[Items from a figure collection]
☆ ☆ ☆ ☆ ☆ ☆ ☆
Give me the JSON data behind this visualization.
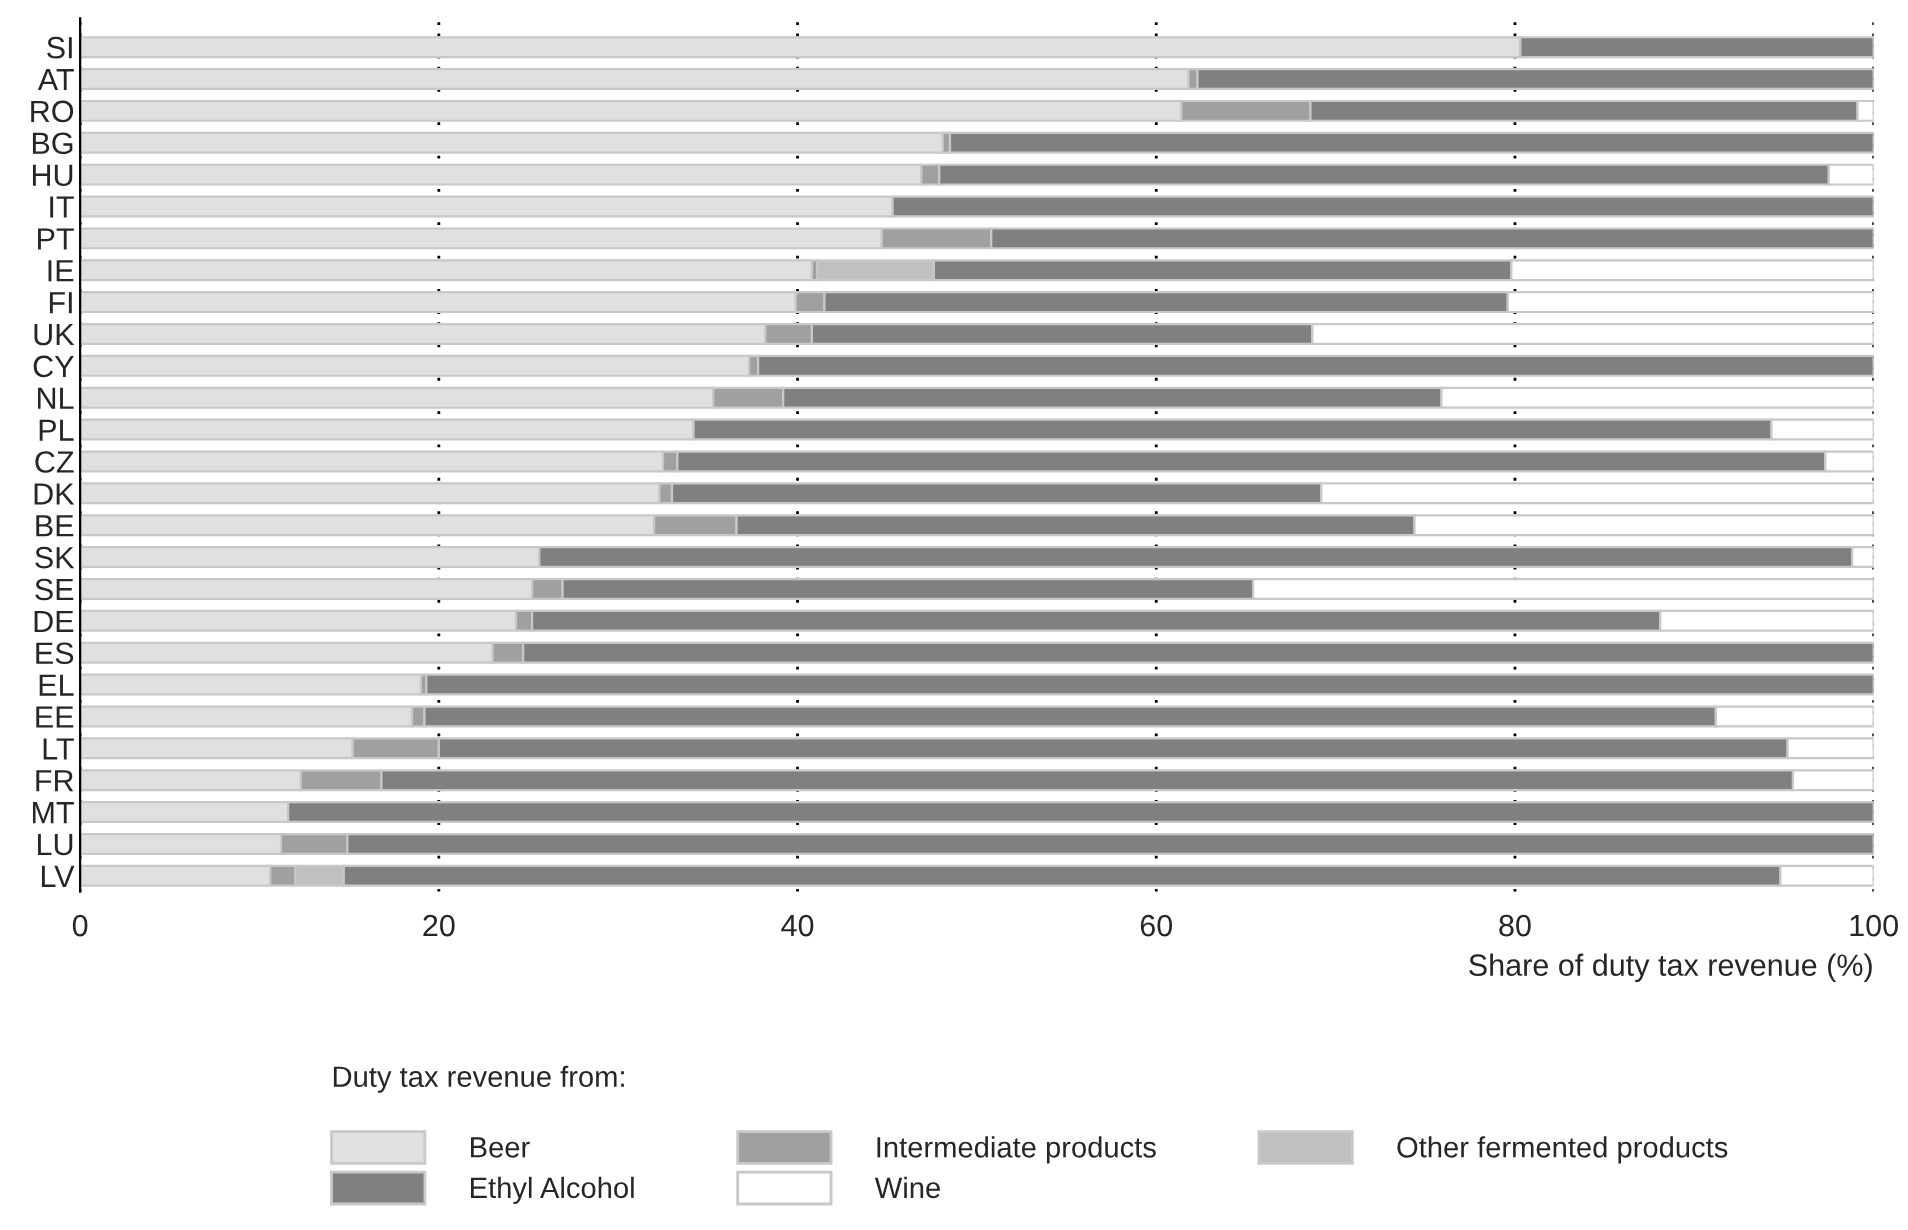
{
  "chart_data": {
    "type": "bar",
    "orientation": "horizontal",
    "stacked": true,
    "categories": [
      "SI",
      "AT",
      "RO",
      "BG",
      "HU",
      "IT",
      "PT",
      "IE",
      "FI",
      "UK",
      "CY",
      "NL",
      "PL",
      "CZ",
      "DK",
      "BE",
      "SK",
      "SE",
      "DE",
      "ES",
      "EL",
      "EE",
      "LT",
      "FR",
      "MT",
      "LU",
      "LV"
    ],
    "series": [
      {
        "name": "Beer",
        "color": "#e0e0e0",
        "values": [
          80.3,
          61.8,
          61.4,
          48.1,
          46.9,
          45.3,
          44.7,
          40.8,
          39.9,
          38.2,
          37.3,
          35.3,
          34.2,
          32.5,
          32.3,
          32.0,
          25.6,
          25.2,
          24.3,
          23.0,
          19.0,
          18.5,
          15.2,
          12.3,
          11.6,
          11.2,
          10.6
        ]
      },
      {
        "name": "Intermediate products",
        "color": "#a0a0a0",
        "values": [
          null,
          0.5,
          7.2,
          0.4,
          1.0,
          null,
          6.1,
          0.3,
          1.6,
          2.6,
          0.5,
          3.9,
          null,
          0.8,
          0.7,
          4.6,
          null,
          1.7,
          0.9,
          1.7,
          0.3,
          0.7,
          4.8,
          4.5,
          null,
          3.7,
          1.4
        ]
      },
      {
        "name": "Other fermented products",
        "color": "#c0c0c0",
        "values": [
          null,
          null,
          null,
          null,
          null,
          null,
          null,
          6.5,
          null,
          null,
          null,
          null,
          null,
          null,
          null,
          null,
          null,
          null,
          null,
          null,
          null,
          null,
          null,
          null,
          null,
          null,
          2.7
        ]
      },
      {
        "name": "Ethyl Alcohol",
        "color": "#808080",
        "values": [
          19.7,
          37.7,
          30.5,
          51.5,
          49.6,
          54.7,
          49.2,
          32.2,
          38.1,
          27.9,
          62.2,
          36.7,
          60.1,
          64.0,
          36.2,
          37.8,
          73.2,
          38.5,
          62.9,
          75.3,
          80.7,
          72.0,
          75.2,
          78.7,
          88.4,
          85.1,
          80.1
        ]
      },
      {
        "name": "Wine",
        "color": "#ffffff",
        "values": [
          null,
          null,
          0.9,
          null,
          2.5,
          null,
          null,
          20.2,
          20.4,
          31.3,
          null,
          24.1,
          5.7,
          2.7,
          30.8,
          25.6,
          1.2,
          34.6,
          11.9,
          null,
          null,
          8.8,
          4.8,
          4.5,
          null,
          null,
          5.2
        ]
      }
    ],
    "xlim": [
      0,
      100
    ],
    "xticks": [
      0,
      20,
      40,
      60,
      80,
      100
    ],
    "xlabel": "Share of duty tax revenue (%)",
    "legend_title": "Duty tax revenue from:",
    "legend": "bottom",
    "grid": "x"
  }
}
☆ ☆ ☆ ☆ ☆ ☆ ☆
WHAT THIS TASK INVOLVES
Go through the records and show every line with the string "color" in it.

THE OUTPUT
        "color": "#e0e0e0",
        "color": "#a0a0a0",
        "color": "#c0c0c0",
        "color": "#808080",
        "color": "#ffffff",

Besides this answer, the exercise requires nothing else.